:: Exercise directions ::
Your task is to repeat the entries underneath exactly, minus the pictures.

Dataset records of page text:
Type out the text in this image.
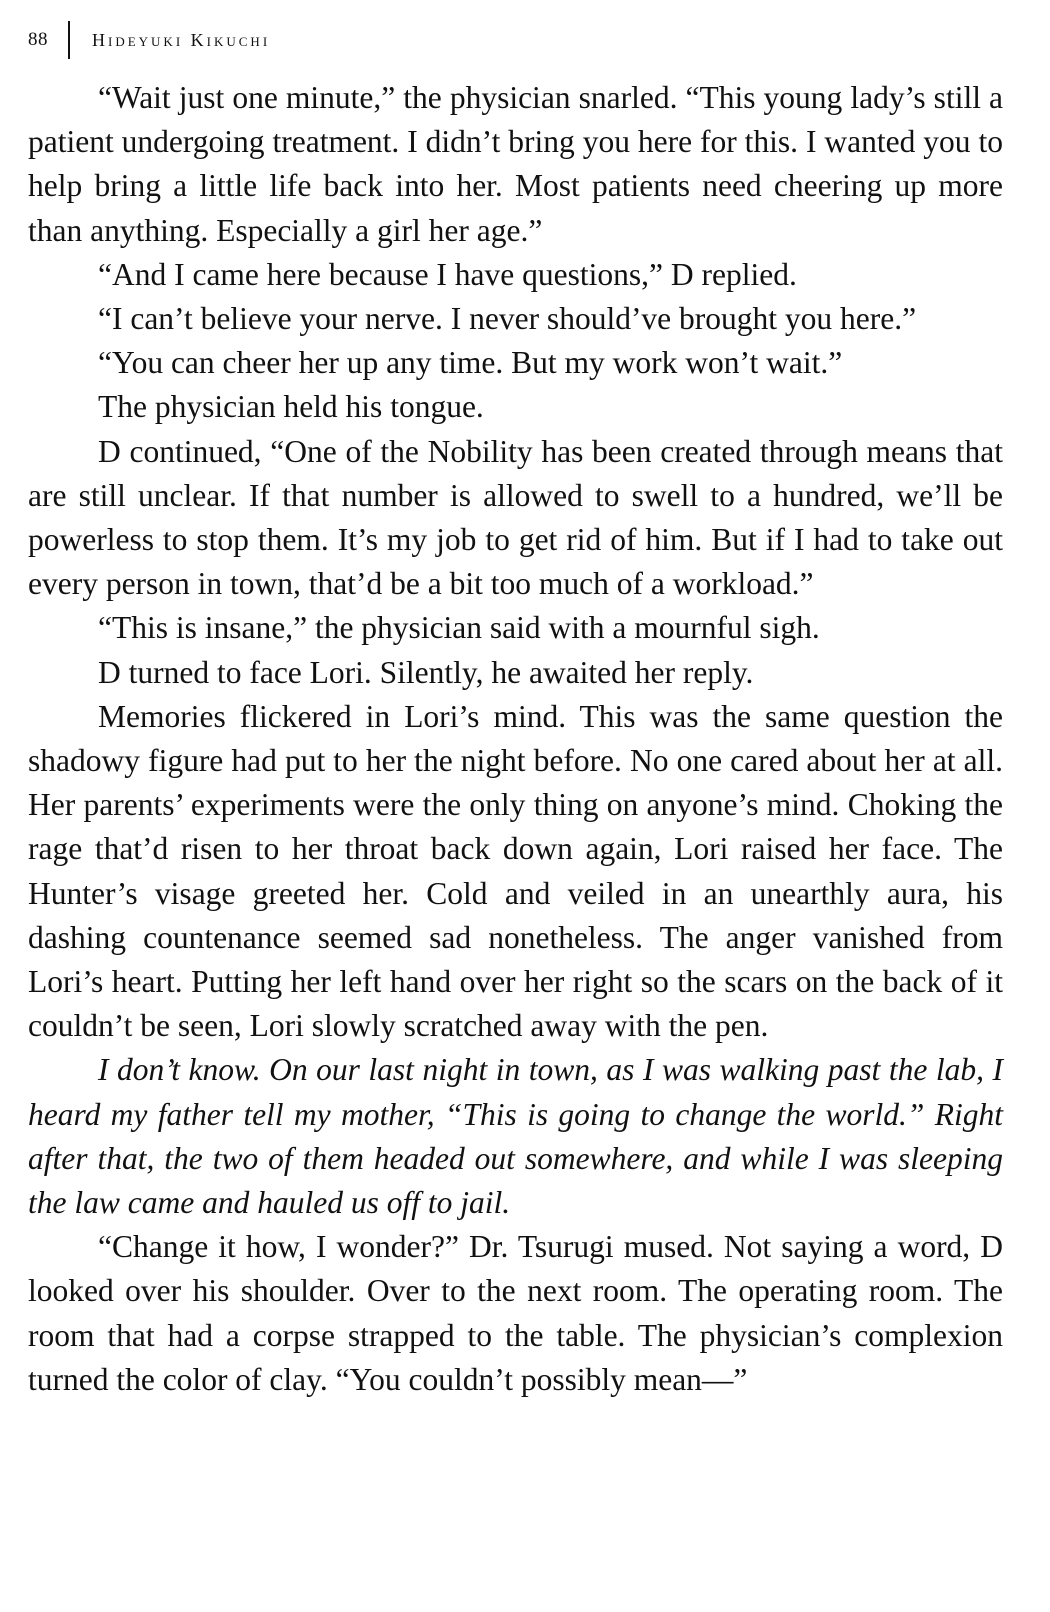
88 Hideyuki Kikuchi

“Wait just one minute,” the physician snarled. “This young lady’s still a patient undergoing treatment. I didn’t bring you here for this. I wanted you to help bring a little life back into her. Most patients need cheering up more than anything. Especially a girl her age.”

“And I came here because I have questions,” D replied.

“I can’t believe your nerve. I never should’ve brought you here.”

“You can cheer her up any time. But my work won’t wait.”

The physician held his tongue.

D continued, “One of the Nobility has been created through means that are still unclear. If that number is allowed to swell to a hundred, we’ll be powerless to stop them. It’s my job to get rid of him. But if I had to take out every person in town, that’d be a bit too much of a workload.”

“This is insane,” the physician said with a mournful sigh.

D turned to face Lori. Silently, he awaited her reply.

Memories flickered in Lori’s mind. This was the same question the shadowy figure had put to her the night before. No one cared about her at all. Her parents’ experiments were the only thing on anyone’s mind. Choking the rage that’d risen to her throat back down again, Lori raised her face. The Hunter’s visage greeted her. Cold and veiled in an unearthly aura, his dashing countenance seemed sad nonetheless. The anger vanished from Lori’s heart. Putting her left hand over her right so the scars on the back of it couldn’t be seen, Lori slowly scratched away with the pen.

I don’t know. On our last night in town, as I was walking past the lab, I heard my father tell my mother, “This is going to change the world.” Right after that, the two of them headed out somewhere, and while I was sleeping the law came and hauled us off to jail.

“Change it how, I wonder?” Dr. Tsurugi mused. Not saying a word, D looked over his shoulder. Over to the next room. The operating room. The room that had a corpse strapped to the table. The physician’s complexion turned the color of clay. “You couldn’t possibly mean—”
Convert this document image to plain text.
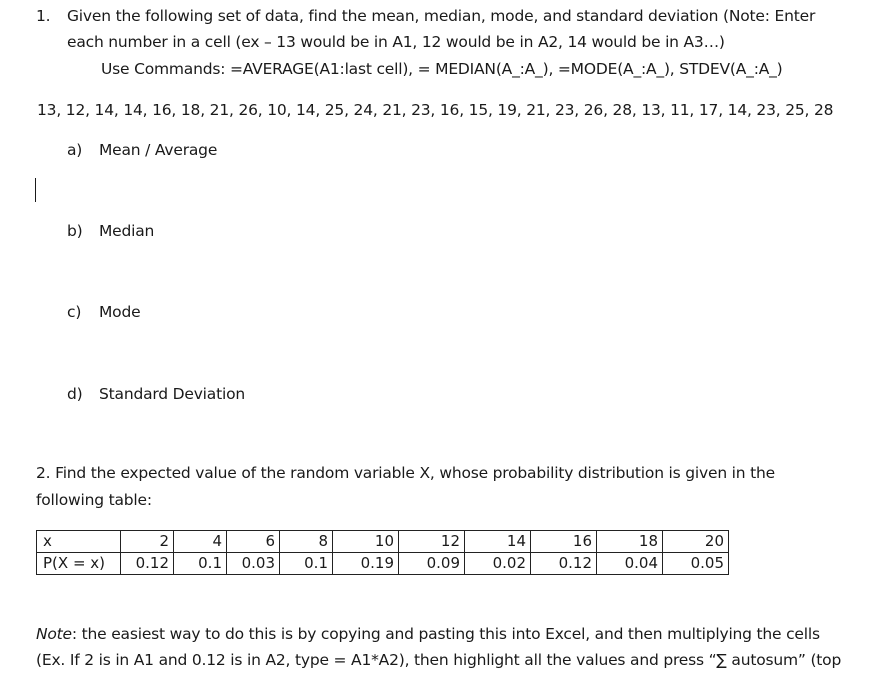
1. Given the following set of data, find the mean, median, mode, and standard deviation (Note: Enter
each number in a cell (ex – 13 would be in A1, 12 would be in A2, 14 would be in A3…)
Use Commands: =AVERAGE(A1:last cell), = MEDIAN(A_:A_), =MODE(A_:A_), STDEV(A_:A_)
13, 12, 14, 14, 16, 18, 21, 26, 10, 14, 25, 24, 21, 23, 16, 15, 19, 21, 23, 26, 28, 13, 11, 17, 14, 23, 25, 28
a) Mean / Average
b) Median
c) Mode
d) Standard Deviation
2. Find the expected value of the random variable X, whose probability distribution is given in the
following table:
x	2	4	6	8	10	12	14	16	18	20
P(X = x)	0.12	0.1	0.03	0.1	0.19	0.09	0.02	0.12	0.04	0.05
Note: the easiest way to do this is by copying and pasting this into Excel, and then multiplying the cells
(Ex. If 2 is in A1 and 0.12 is in A2, type = A1*A2), then highlight all the values and press “∑ autosum” (top
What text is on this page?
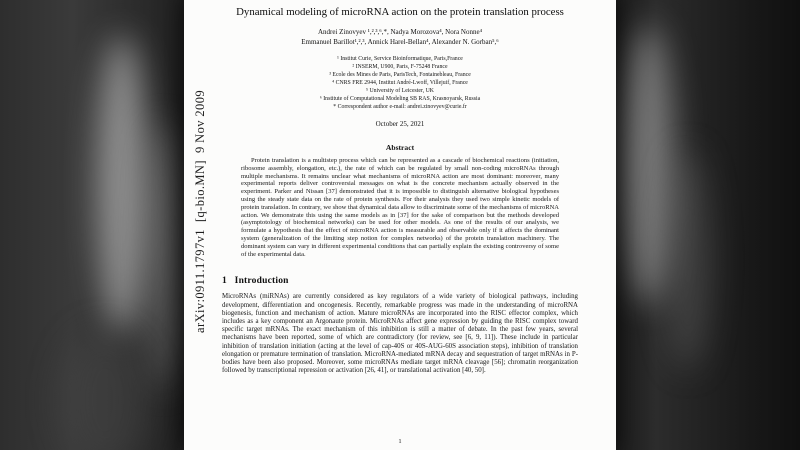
arXiv:0911.1797v1  [q-bio.MN]  9 Nov 2009
Dynamical modeling of microRNA action on the protein translation process
Andrei Zinovyev ¹,²,³,⁶,*, Nadya Morozova⁴, Nora Nonne⁴
Emmanuel Barillot¹,²,³, Annick Harel-Bellan⁴, Alexander N. Gorban⁵,⁶
¹ Institut Curie, Service Bioinformatique, Paris,France
² INSERM, U900, Paris, F-75248 France
³ Ecole des Mines de Paris, ParisTech, Fontainebleau, France
⁴ CNRS FRE 2944, Institut André-Lwoff, Villejuif, France
⁵ University of Leicester, UK
⁶ Institute of Computational Modeling SB RAS, Krasnoyarsk, Russia
* Correspondent author e-mail: andrei.zinovyev@curie.fr
October 25, 2021
Abstract

Protein translation is a multistep process which can be represented as a cascade of biochemical reactions (initiation, ribosome assembly, elongation, etc.), the rate of which can be regulated by small non-coding microRNAs through multiple mechanisms. It remains unclear what mechanisms of microRNA action are most dominant: moreover, many experimental reports deliver controversial messages on what is the concrete mechanism actually observed in the experiment. Parker and Nissan [37] demonstrated that it is impossible to distinguish alternative biological hypotheses using the steady state data on the rate of protein synthesis. For their analysis they used two simple kinetic models of protein translation. In contrary, we show that dynamical data allow to discriminate some of the mechanisms of microRNA action. We demonstrate this using the same models as in [37] for the sake of comparison but the methods developed (asymptotology of biochemical networks) can be used for other models. As one of the results of our analysis, we formulate a hypothesis that the effect of microRNA action is measurable and observable only if it affects the dominant system (generalization of the limiting step notion for complex networks) of the protein translation machinery. The dominant system can vary in different experimental conditions that can partially explain the existing controversy of some of the experimental data.

1   Introduction

MicroRNAs (miRNAs) are currently considered as key regulators of a wide variety of biological pathways, including development, differentiation and oncogenesis. Recently, remarkable progress was made in the understanding of microRNA biogenesis, function and mechanism of action. Mature microRNAs are incorporated into the RISC effector complex, which includes as a key component an Argonaute protein. MicroRNAs affect gene expression by guiding the RISC complex toward specific target mRNAs. The exact mechanism of this inhibition is still a matter of debate. In the past few years, several mechanisms have been reported, some of which are contradictory (for review, see [6, 9, 11]). These include in particular inhibition of translation initiation (acting at the level of cap-40S or 40S-AUG-60S association steps), inhibition of translation elongation or premature termination of translation. MicroRNA-mediated mRNA decay and sequestration of target mRNAs in P-bodies have been also proposed. Moreover, some microRNAs mediate target mRNA cleavage [56]; chromatin reorganization followed by transcriptional repression or activation [26, 41], or translational activation [40, 50].

1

:: Solution ::
Type out the text in this image.
88 Hideyuki Kikuchi

“Wait just one minute,” the physician snarled. “This young lady’s still a patient undergoing treatment. I didn’t bring you here for this. I wanted you to help bring a little life back into her. Most patients need cheering up more than anything. Especially a girl her age.”

“And I came here because I have questions,” D replied.

“I can’t believe your nerve. I never should’ve brought you here.”

“You can cheer her up any time. But my work won’t wait.”

The physician held his tongue.

D continued, “One of the Nobility has been created through means that are still unclear. If that number is allowed to swell to a hundred, we’ll be powerless to stop them. It’s my job to get rid of him. But if I had to take out every person in town, that’d be a bit too much of a workload.”

“This is insane,” the physician said with a mournful sigh.

D turned to face Lori. Silently, he awaited her reply.

Memories flickered in Lori’s mind. This was the same question the shadowy figure had put to her the night before. No one cared about her at all. Her parents’ experiments were the only thing on anyone’s mind. Choking the rage that’d risen to her throat back down again, Lori raised her face. The Hunter’s visage greeted her. Cold and veiled in an unearthly aura, his dashing countenance seemed sad nonetheless. The anger vanished from Lori’s heart. Putting her left hand over her right so the scars on the back of it couldn’t be seen, Lori slowly scratched away with the pen.

I don’t know. On our last night in town, as I was walking past the lab, I heard my father tell my mother, “This is going to change the world.” Right after that, the two of them headed out somewhere, and while I was sleeping the law came and hauled us off to jail.

“Change it how, I wonder?” Dr. Tsurugi mused. Not saying a word, D looked over his shoulder. Over to the next room. The operating room. The room that had a corpse strapped to the table. The physician’s complexion turned the color of clay. “You couldn’t possibly mean—”
Convert this document image to plain text.
1. Given the following set of data, find the mean, median, mode, and standard deviation (Note: Enter
each number in a cell (ex – 13 would be in A1, 12 would be in A2, 14 would be in A3…)
Use Commands: =AVERAGE(A1:last cell), = MEDIAN(A_:A_), =MODE(A_:A_), STDEV(A_:A_)
13, 12, 14, 14, 16, 18, 21, 26, 10, 14, 25, 24, 21, 23, 16, 15, 19, 21, 23, 26, 28, 13, 11, 17, 14, 23, 25, 28
a) Mean / Average
b) Median
c) Mode
d) Standard Deviation
2. Find the expected value of the random variable X, whose probability distribution is given in the
following table:
x	2	4	6	8	10	12	14	16	18	20
P(X = x)	0.12	0.1	0.03	0.1	0.19	0.09	0.02	0.12	0.04	0.05
Note: the easiest way to do this is by copying and pasting this into Excel, and then multiplying the cells
(Ex. If 2 is in A1 and 0.12 is in A2, type = A1*A2), then highlight all the values and press “∑ autosum” (top
What text is on this page?
arXiv:0911.1797v1  [q-bio.MN]  9 Nov 2009
Dynamical modeling of microRNA action on the protein translation process
Andrei Zinovyev ¹,²,³,⁶,*, Nadya Morozova⁴, Nora Nonne⁴
Emmanuel Barillot¹,²,³, Annick Harel-Bellan⁴, Alexander N. Gorban⁵,⁶
¹ Institut Curie, Service Bioinformatique, Paris,France
² INSERM, U900, Paris, F-75248 France
³ Ecole des Mines de Paris, ParisTech, Fontainebleau, France
⁴ CNRS FRE 2944, Institut André-Lwoff, Villejuif, France
⁵ University of Leicester, UK
⁶ Institute of Computational Modeling SB RAS, Krasnoyarsk, Russia
* Correspondent author e-mail: andrei.zinovyev@curie.fr
October 25, 2021
Abstract

Protein translation is a multistep process which can be represented as a cascade of biochemical reactions (initiation, ribosome assembly, elongation, etc.), the rate of which can be regulated by small non-coding microRNAs through multiple mechanisms. It remains unclear what mechanisms of microRNA action are most dominant: moreover, many experimental reports deliver controversial messages on what is the concrete mechanism actually observed in the experiment. Parker and Nissan [37] demonstrated that it is impossible to distinguish alternative biological hypotheses using the steady state data on the rate of protein synthesis. For their analysis they used two simple kinetic models of protein translation. In contrary, we show that dynamical data allow to discriminate some of the mechanisms of microRNA action. We demonstrate this using the same models as in [37] for the sake of comparison but the methods developed (asymptotology of biochemical networks) can be used for other models. As one of the results of our analysis, we formulate a hypothesis that the effect of microRNA action is measurable and observable only if it affects the dominant system (generalization of the limiting step notion for complex networks) of the protein translation machinery. The dominant system can vary in different experimental conditions that can partially explain the existing controversy of some of the experimental data.

1   Introduction

MicroRNAs (miRNAs) are currently considered as key regulators of a wide variety of biological pathways, including development, differentiation and oncogenesis. Recently, remarkable progress was made in the understanding of microRNA biogenesis, function and mechanism of action. Mature microRNAs are incorporated into the RISC effector complex, which includes as a key component an Argonaute protein. MicroRNAs affect gene expression by guiding the RISC complex toward specific target mRNAs. The exact mechanism of this inhibition is still a matter of debate. In the past few years, several mechanisms have been reported, some of which are contradictory (for review, see [6, 9, 11]). These include in particular inhibition of translation initiation (acting at the level of cap-40S or 40S-AUG-60S association steps), inhibition of translation elongation or premature termination of translation. MicroRNA-mediated mRNA decay and sequestration of target mRNAs in P-bodies have been also proposed. Moreover, some microRNAs mediate target mRNA cleavage [56]; chromatin reorganization followed by transcriptional repression or activation [26, 41], or translational activation [40, 50].

1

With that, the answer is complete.